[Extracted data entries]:

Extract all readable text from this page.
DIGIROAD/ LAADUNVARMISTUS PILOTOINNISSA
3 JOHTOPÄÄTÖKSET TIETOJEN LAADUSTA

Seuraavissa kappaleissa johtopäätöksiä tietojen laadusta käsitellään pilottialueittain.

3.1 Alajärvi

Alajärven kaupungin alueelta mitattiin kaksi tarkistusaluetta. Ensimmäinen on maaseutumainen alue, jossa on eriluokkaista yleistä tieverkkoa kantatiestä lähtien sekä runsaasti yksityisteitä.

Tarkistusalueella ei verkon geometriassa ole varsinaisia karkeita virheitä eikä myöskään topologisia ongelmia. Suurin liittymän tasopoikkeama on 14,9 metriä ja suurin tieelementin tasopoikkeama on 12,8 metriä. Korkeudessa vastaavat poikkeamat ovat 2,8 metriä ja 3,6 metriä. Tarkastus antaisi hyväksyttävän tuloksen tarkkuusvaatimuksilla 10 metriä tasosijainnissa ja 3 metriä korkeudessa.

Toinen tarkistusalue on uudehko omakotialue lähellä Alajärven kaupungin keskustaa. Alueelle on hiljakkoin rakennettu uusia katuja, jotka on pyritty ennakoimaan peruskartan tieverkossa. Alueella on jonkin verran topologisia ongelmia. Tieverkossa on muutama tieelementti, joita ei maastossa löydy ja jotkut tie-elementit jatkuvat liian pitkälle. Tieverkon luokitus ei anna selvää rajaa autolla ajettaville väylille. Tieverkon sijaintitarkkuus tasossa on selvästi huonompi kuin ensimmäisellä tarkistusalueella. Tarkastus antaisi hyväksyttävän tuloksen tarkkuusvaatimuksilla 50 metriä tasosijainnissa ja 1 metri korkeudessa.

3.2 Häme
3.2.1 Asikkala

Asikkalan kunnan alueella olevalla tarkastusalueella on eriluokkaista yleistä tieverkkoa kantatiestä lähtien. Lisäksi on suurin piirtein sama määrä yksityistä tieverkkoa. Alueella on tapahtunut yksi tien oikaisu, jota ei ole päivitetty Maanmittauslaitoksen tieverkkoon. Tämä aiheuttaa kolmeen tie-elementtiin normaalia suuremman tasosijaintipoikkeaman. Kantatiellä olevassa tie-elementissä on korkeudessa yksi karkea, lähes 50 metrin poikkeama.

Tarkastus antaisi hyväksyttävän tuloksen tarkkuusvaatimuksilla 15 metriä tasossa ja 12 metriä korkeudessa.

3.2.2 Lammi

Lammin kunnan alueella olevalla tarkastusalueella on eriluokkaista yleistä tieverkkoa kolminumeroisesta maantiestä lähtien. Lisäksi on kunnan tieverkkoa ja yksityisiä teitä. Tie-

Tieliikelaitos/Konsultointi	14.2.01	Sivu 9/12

[Problem details]:
Output every record above exactly as it appears.

[Answer to the exercise]:
Extract all readable text from this page.
DIGIROAD/ LAADUNVARMISTUS PILOTOINNISSA
3 JOHTOPÄÄTÖKSET TIETOJEN LAADUSTA

Seuraavissa kappaleissa johtopäätöksiä tietojen laadusta käsitellään pilottialueittain.

3.1 Alajärvi

Alajärven kaupungin alueelta mitattiin kaksi tarkistusaluetta. Ensimmäinen on maaseutumainen alue, jossa on eriluokkaista yleistä tieverkkoa kantatiestä lähtien sekä runsaasti yksityisteitä.

Tarkistusalueella ei verkon geometriassa ole varsinaisia karkeita virheitä eikä myöskään topologisia ongelmia. Suurin liittymän tasopoikkeama on 14,9 metriä ja suurin tieelementin tasopoikkeama on 12,8 metriä. Korkeudessa vastaavat poikkeamat ovat 2,8 metriä ja 3,6 metriä. Tarkastus antaisi hyväksyttävän tuloksen tarkkuusvaatimuksilla 10 metriä tasosijainnissa ja 3 metriä korkeudessa.

Toinen tarkistusalue on uudehko omakotialue lähellä Alajärven kaupungin keskustaa. Alueelle on hiljakkoin rakennettu uusia katuja, jotka on pyritty ennakoimaan peruskartan tieverkossa. Alueella on jonkin verran topologisia ongelmia. Tieverkossa on muutama tieelementti, joita ei maastossa löydy ja jotkut tie-elementit jatkuvat liian pitkälle. Tieverkon luokitus ei anna selvää rajaa autolla ajettaville väylille. Tieverkon sijaintitarkkuus tasossa on selvästi huonompi kuin ensimmäisellä tarkistusalueella. Tarkastus antaisi hyväksyttävän tuloksen tarkkuusvaatimuksilla 50 metriä tasosijainnissa ja 1 metri korkeudessa.

3.2 Häme
3.2.1 Asikkala

Asikkalan kunnan alueella olevalla tarkastusalueella on eriluokkaista yleistä tieverkkoa kantatiestä lähtien. Lisäksi on suurin piirtein sama määrä yksityistä tieverkkoa. Alueella on tapahtunut yksi tien oikaisu, jota ei ole päivitetty Maanmittauslaitoksen tieverkkoon. Tämä aiheuttaa kolmeen tie-elementtiin normaalia suuremman tasosijaintipoikkeaman. Kantatiellä olevassa tie-elementissä on korkeudessa yksi karkea, lähes 50 metrin poikkeama.

Tarkastus antaisi hyväksyttävän tuloksen tarkkuusvaatimuksilla 15 metriä tasossa ja 12 metriä korkeudessa.

3.2.2 Lammi

Lammin kunnan alueella olevalla tarkastusalueella on eriluokkaista yleistä tieverkkoa kolminumeroisesta maantiestä lähtien. Lisäksi on kunnan tieverkkoa ja yksityisiä teitä. Tie-

Tieliikelaitos/Konsultointi	14.2.01	Sivu 9/12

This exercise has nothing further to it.